--- PROVIDED RECORDS ---

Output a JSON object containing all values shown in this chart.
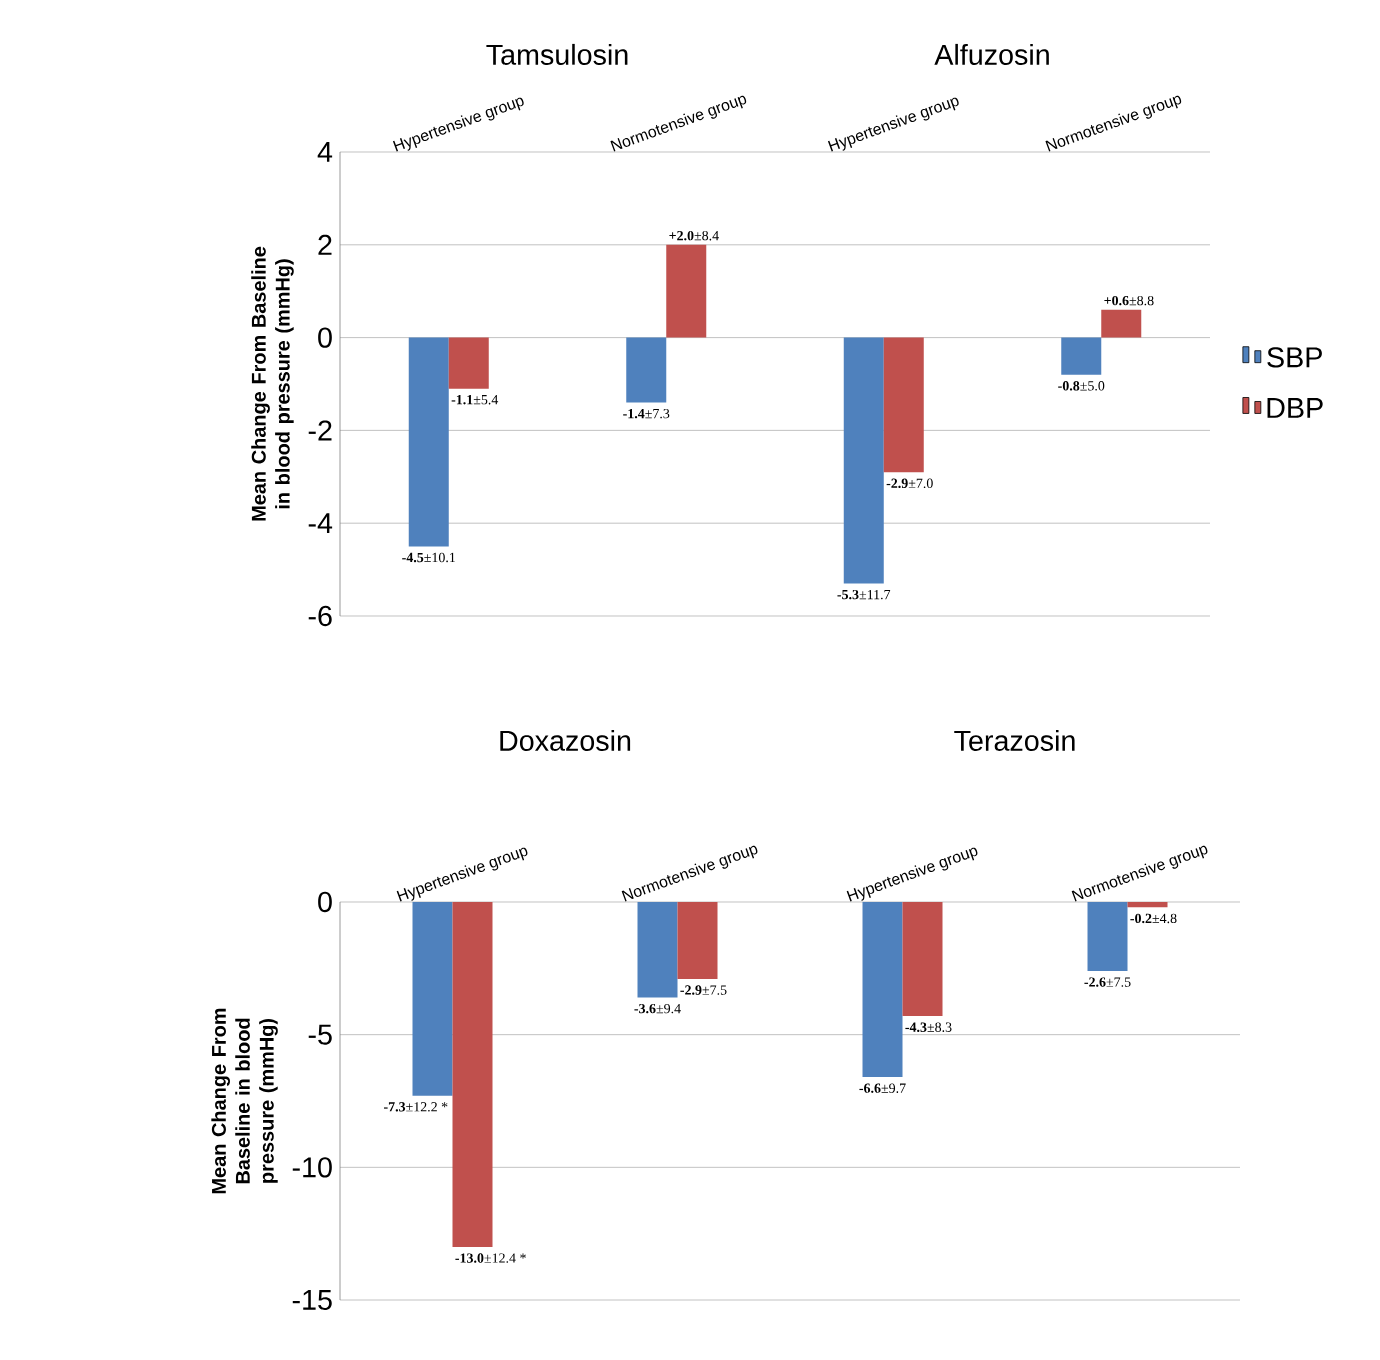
{
  "chart_data": [
    {
      "type": "bar",
      "ylabel": "Mean Change From Baseline in blood pressure (mmHg)",
      "categories": [
        "Hypertensive group",
        "Normotensive group",
        "Hypertensive group",
        "Normotensive group"
      ],
      "annotations": [
        "Tamsulosin",
        "Alfuzosin"
      ],
      "series": [
        {
          "name": "SBP",
          "color": "#4f81bd",
          "values": [
            -4.5,
            -1.4,
            -5.3,
            -0.8
          ],
          "value_labels": [
            "**-4.5**±10.1",
            "**-1.4**±7.3",
            "**-5.3**±11.7",
            "**-0.8**±5.0"
          ]
        },
        {
          "name": "DBP",
          "color": "#c0504d",
          "values": [
            -1.1,
            2.0,
            -2.9,
            0.6
          ],
          "value_labels": [
            "**-1.1**±5.4",
            "**+2.0**±8.4",
            "**-2.9**±7.0",
            "**+0.6**±8.8"
          ]
        }
      ],
      "ylim": [
        -6,
        4
      ],
      "yticks": [
        -6,
        -4,
        -2,
        0,
        2,
        4
      ],
      "grid": "y",
      "legend": "right"
    },
    {
      "type": "bar",
      "ylabel": "Mean Change From Baseline in blood pressure (mmHg)",
      "categories": [
        "Hypertensive group",
        "Normotensive group",
        "Hypertensive group",
        "Normotensive group"
      ],
      "annotations": [
        "Doxazosin",
        "Terazosin"
      ],
      "series": [
        {
          "color": "#4f81bd",
          "values": [
            -7.3,
            -3.6,
            -6.6,
            -2.6
          ],
          "value_labels": [
            "**-7.3**±12.2 *",
            "**-3.6**±9.4",
            "**-6.6**±9.7",
            "**-2.6**±7.5"
          ]
        },
        {
          "color": "#c0504d",
          "values": [
            -13.0,
            -2.9,
            -4.3,
            -0.2
          ],
          "value_labels": [
            "**-13.0**±12.4 *",
            "**-2.9**±7.5",
            "**-4.3**±8.3",
            "**-0.2**±4.8"
          ]
        }
      ],
      "ylim": [
        -15,
        0
      ],
      "yticks": [
        -15,
        -10,
        -5,
        0
      ],
      "grid": "y"
    }
  ]
}
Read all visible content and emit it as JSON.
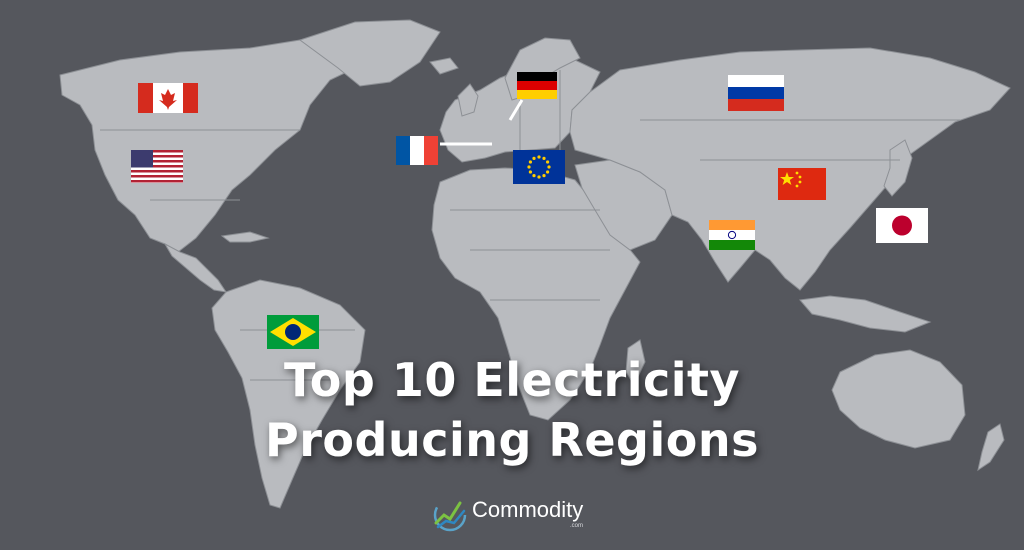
{
  "title": {
    "line1": "Top 10 Electricity",
    "line2": "Producing Regions"
  },
  "brand": {
    "name": "Commodity",
    "suffix": ".com",
    "icon": "chart-line-logo-icon"
  },
  "colors": {
    "background": "#55575d",
    "land": "#b9bbbf",
    "borders": "#8d9095",
    "text": "#ffffff"
  },
  "regions": [
    {
      "country": "Canada",
      "flag": "canada-flag-icon"
    },
    {
      "country": "United States",
      "flag": "usa-flag-icon"
    },
    {
      "country": "Brazil",
      "flag": "brazil-flag-icon"
    },
    {
      "country": "France",
      "flag": "france-flag-icon"
    },
    {
      "country": "Germany",
      "flag": "germany-flag-icon"
    },
    {
      "country": "European Union",
      "flag": "eu-flag-icon"
    },
    {
      "country": "Russia",
      "flag": "russia-flag-icon"
    },
    {
      "country": "China",
      "flag": "china-flag-icon"
    },
    {
      "country": "India",
      "flag": "india-flag-icon"
    },
    {
      "country": "Japan",
      "flag": "japan-flag-icon"
    }
  ]
}
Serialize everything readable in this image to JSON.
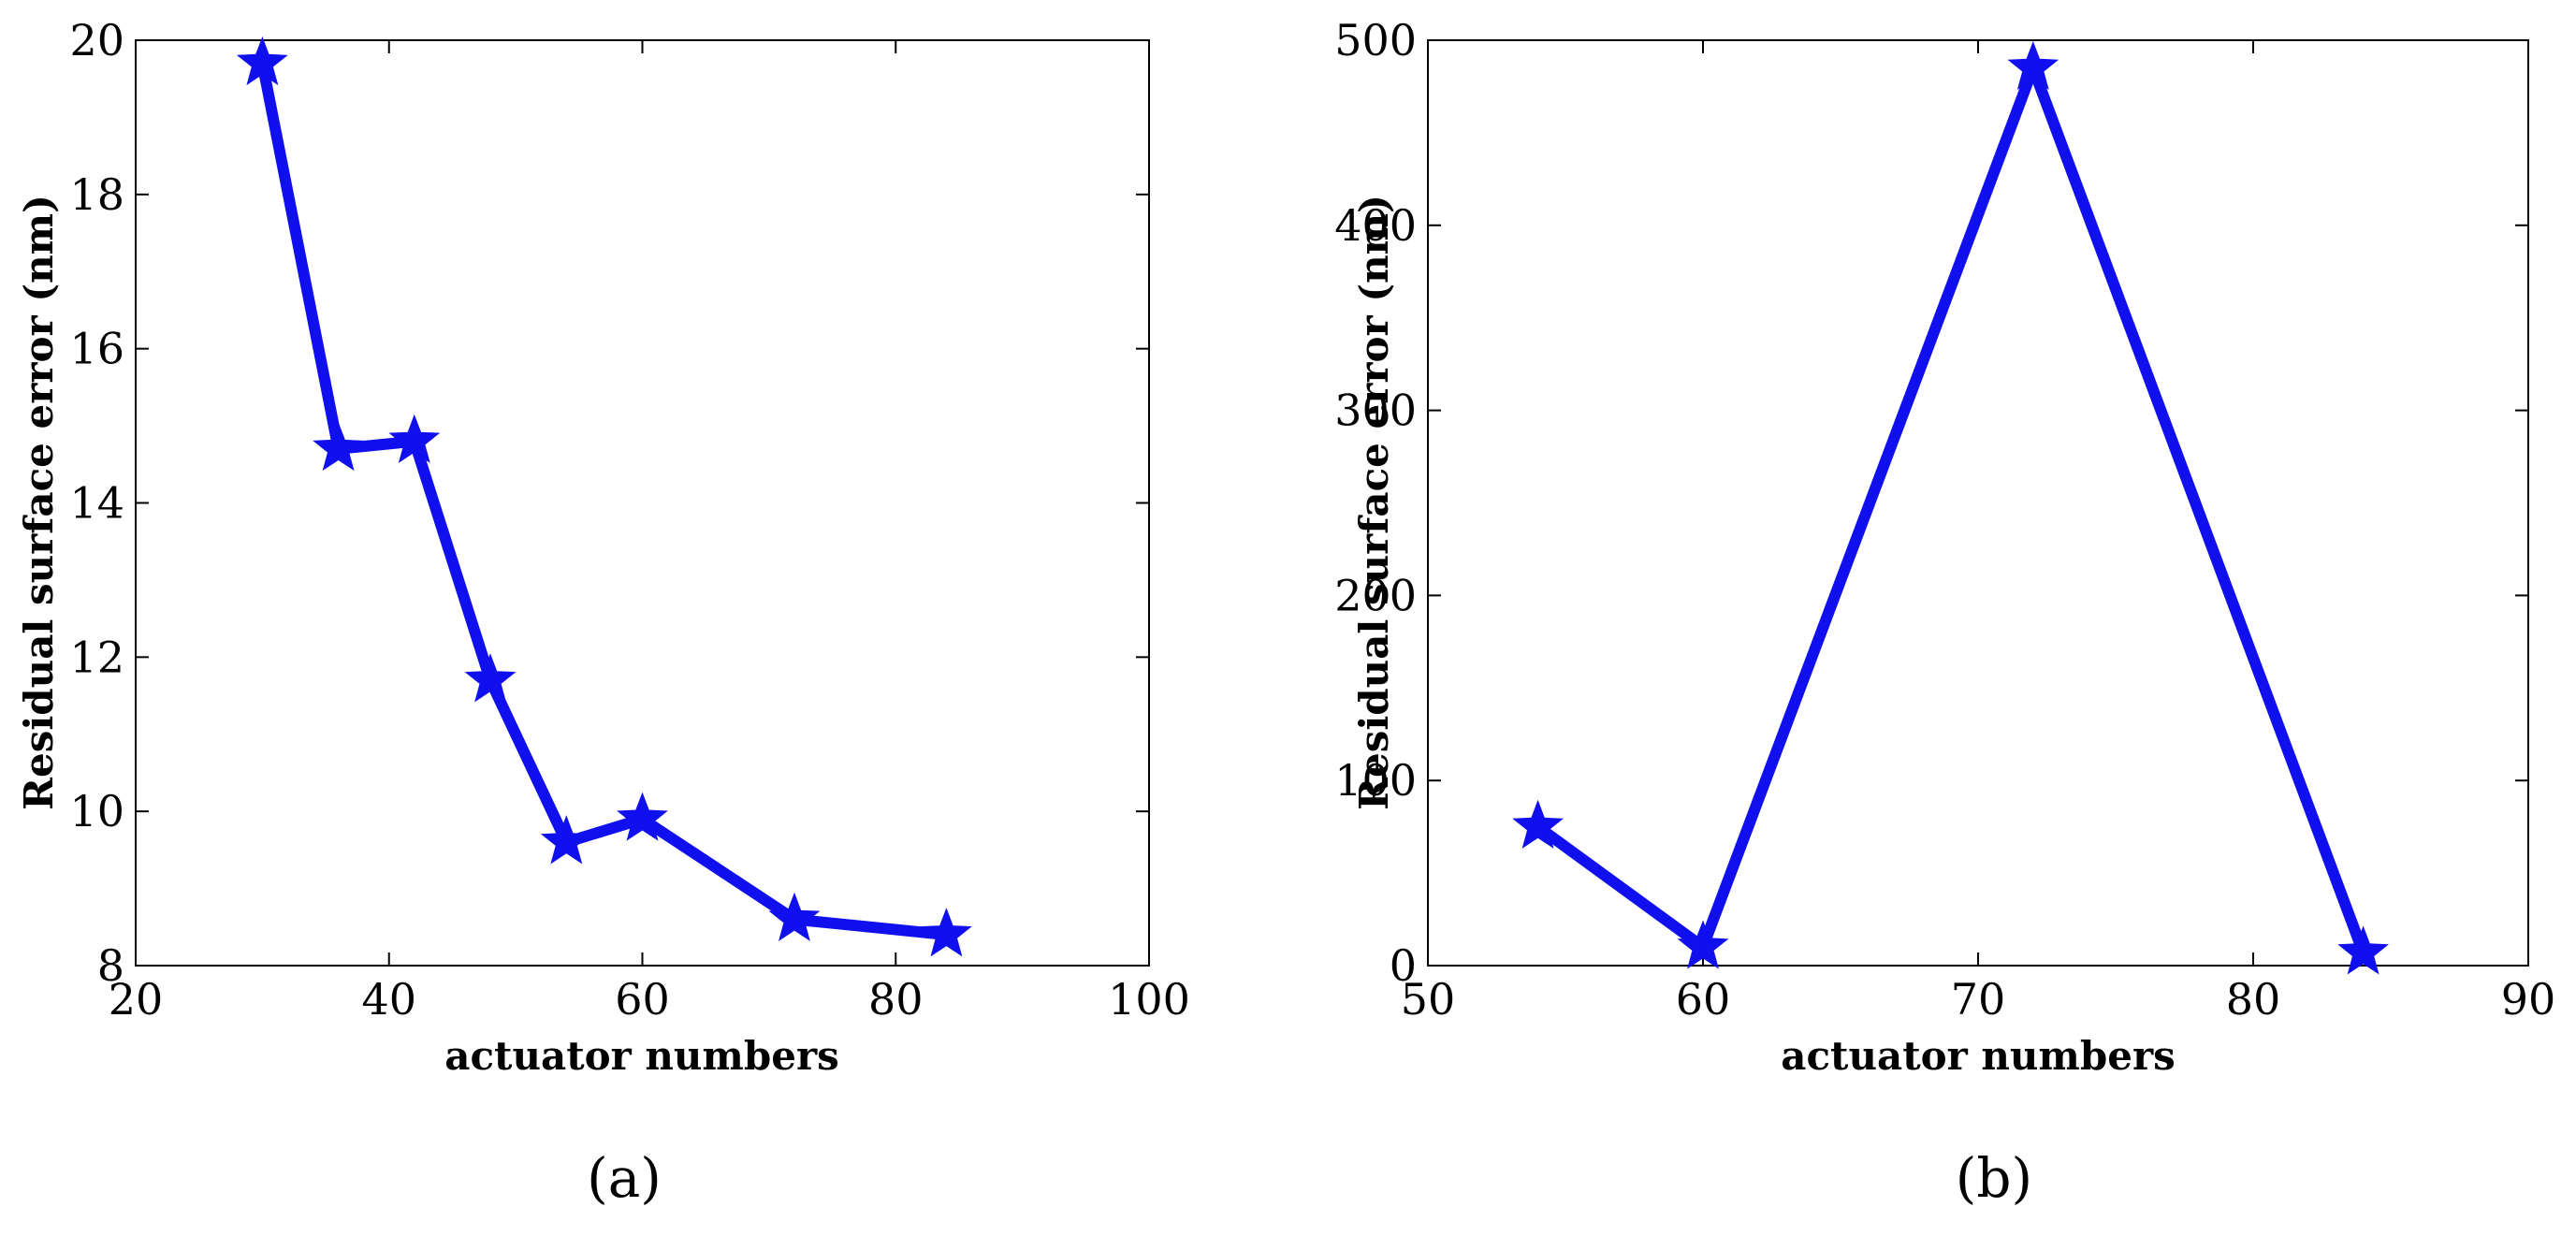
{
  "chart_data": [
    {
      "type": "line",
      "panel_label": "(a)",
      "xlabel": "actuator numbers",
      "ylabel": "Residual surface error (nm)",
      "xlim": [
        20,
        100
      ],
      "ylim": [
        8,
        20
      ],
      "x_ticks": [
        20,
        40,
        60,
        80,
        100
      ],
      "y_ticks": [
        8,
        10,
        12,
        14,
        16,
        18,
        20
      ],
      "grid": false,
      "marker": "star",
      "series": [
        {
          "color": "#1010ee",
          "points": [
            {
              "x": 30,
              "y": 19.7
            },
            {
              "x": 36,
              "y": 14.7
            },
            {
              "x": 42,
              "y": 14.8
            },
            {
              "x": 48,
              "y": 11.7
            },
            {
              "x": 54,
              "y": 9.6
            },
            {
              "x": 60,
              "y": 9.9
            },
            {
              "x": 72,
              "y": 8.6
            },
            {
              "x": 84,
              "y": 8.4
            }
          ]
        }
      ]
    },
    {
      "type": "line",
      "panel_label": "(b)",
      "xlabel": "actuator numbers",
      "ylabel": "Residual surface error (nm)",
      "xlim": [
        50,
        90
      ],
      "ylim": [
        0,
        500
      ],
      "x_ticks": [
        50,
        60,
        70,
        80,
        90
      ],
      "y_ticks": [
        0,
        100,
        200,
        300,
        400,
        500
      ],
      "grid": false,
      "marker": "star",
      "series": [
        {
          "color": "#1010ee",
          "points": [
            {
              "x": 54,
              "y": 75
            },
            {
              "x": 60,
              "y": 10
            },
            {
              "x": 72,
              "y": 485
            },
            {
              "x": 84,
              "y": 7
            }
          ]
        }
      ]
    }
  ]
}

---

EXERCISE GOAL: Copy all the entries word for word. Omit any pictures.

COMPLETE ANSWER:
Output a JSON object containing all values shown in this chart.
{
  "chart_data": [
    {
      "type": "bar",
      "ylabel": "Mean Change From Baseline in blood pressure (mmHg)",
      "categories": [
        "Hypertensive group",
        "Normotensive group",
        "Hypertensive group",
        "Normotensive group"
      ],
      "annotations": [
        "Tamsulosin",
        "Alfuzosin"
      ],
      "series": [
        {
          "name": "SBP",
          "color": "#4f81bd",
          "values": [
            -4.5,
            -1.4,
            -5.3,
            -0.8
          ],
          "value_labels": [
            "**-4.5**±10.1",
            "**-1.4**±7.3",
            "**-5.3**±11.7",
            "**-0.8**±5.0"
          ]
        },
        {
          "name": "DBP",
          "color": "#c0504d",
          "values": [
            -1.1,
            2.0,
            -2.9,
            0.6
          ],
          "value_labels": [
            "**-1.1**±5.4",
            "**+2.0**±8.4",
            "**-2.9**±7.0",
            "**+0.6**±8.8"
          ]
        }
      ],
      "ylim": [
        -6,
        4
      ],
      "yticks": [
        -6,
        -4,
        -2,
        0,
        2,
        4
      ],
      "grid": "y",
      "legend": "right"
    },
    {
      "type": "bar",
      "ylabel": "Mean Change From Baseline in blood pressure (mmHg)",
      "categories": [
        "Hypertensive group",
        "Normotensive group",
        "Hypertensive group",
        "Normotensive group"
      ],
      "annotations": [
        "Doxazosin",
        "Terazosin"
      ],
      "series": [
        {
          "color": "#4f81bd",
          "values": [
            -7.3,
            -3.6,
            -6.6,
            -2.6
          ],
          "value_labels": [
            "**-7.3**±12.2 *",
            "**-3.6**±9.4",
            "**-6.6**±9.7",
            "**-2.6**±7.5"
          ]
        },
        {
          "color": "#c0504d",
          "values": [
            -13.0,
            -2.9,
            -4.3,
            -0.2
          ],
          "value_labels": [
            "**-13.0**±12.4 *",
            "**-2.9**±7.5",
            "**-4.3**±8.3",
            "**-0.2**±4.8"
          ]
        }
      ],
      "ylim": [
        -15,
        0
      ],
      "yticks": [
        -15,
        -10,
        -5,
        0
      ],
      "grid": "y"
    }
  ]
}
Read all visible content and emit it as JSON.
{
  "title": {
    "line1": "Top 10 Electricity",
    "line2": "Producing Regions"
  },
  "brand": {
    "name": "Commodity",
    "suffix": ".com",
    "icon": "chart-line-logo-icon"
  },
  "colors": {
    "background": "#55575d",
    "land": "#b9bbbf",
    "borders": "#8d9095",
    "text": "#ffffff"
  },
  "regions": [
    {
      "country": "Canada",
      "flag": "canada-flag-icon"
    },
    {
      "country": "United States",
      "flag": "usa-flag-icon"
    },
    {
      "country": "Brazil",
      "flag": "brazil-flag-icon"
    },
    {
      "country": "France",
      "flag": "france-flag-icon"
    },
    {
      "country": "Germany",
      "flag": "germany-flag-icon"
    },
    {
      "country": "European Union",
      "flag": "eu-flag-icon"
    },
    {
      "country": "Russia",
      "flag": "russia-flag-icon"
    },
    {
      "country": "China",
      "flag": "china-flag-icon"
    },
    {
      "country": "India",
      "flag": "india-flag-icon"
    },
    {
      "country": "Japan",
      "flag": "japan-flag-icon"
    }
  ]
}
Serialize everything readable in this image to JSON.
{
  "chart_data": [
    {
      "type": "line",
      "panel_label": "(a)",
      "xlabel": "actuator numbers",
      "ylabel": "Residual surface error (nm)",
      "xlim": [
        20,
        100
      ],
      "ylim": [
        8,
        20
      ],
      "x_ticks": [
        20,
        40,
        60,
        80,
        100
      ],
      "y_ticks": [
        8,
        10,
        12,
        14,
        16,
        18,
        20
      ],
      "grid": false,
      "marker": "star",
      "series": [
        {
          "color": "#1010ee",
          "points": [
            {
              "x": 30,
              "y": 19.7
            },
            {
              "x": 36,
              "y": 14.7
            },
            {
              "x": 42,
              "y": 14.8
            },
            {
              "x": 48,
              "y": 11.7
            },
            {
              "x": 54,
              "y": 9.6
            },
            {
              "x": 60,
              "y": 9.9
            },
            {
              "x": 72,
              "y": 8.6
            },
            {
              "x": 84,
              "y": 8.4
            }
          ]
        }
      ]
    },
    {
      "type": "line",
      "panel_label": "(b)",
      "xlabel": "actuator numbers",
      "ylabel": "Residual surface error (nm)",
      "xlim": [
        50,
        90
      ],
      "ylim": [
        0,
        500
      ],
      "x_ticks": [
        50,
        60,
        70,
        80,
        90
      ],
      "y_ticks": [
        0,
        100,
        200,
        300,
        400,
        500
      ],
      "grid": false,
      "marker": "star",
      "series": [
        {
          "color": "#1010ee",
          "points": [
            {
              "x": 54,
              "y": 75
            },
            {
              "x": 60,
              "y": 10
            },
            {
              "x": 72,
              "y": 485
            },
            {
              "x": 84,
              "y": 7
            }
          ]
        }
      ]
    }
  ]
}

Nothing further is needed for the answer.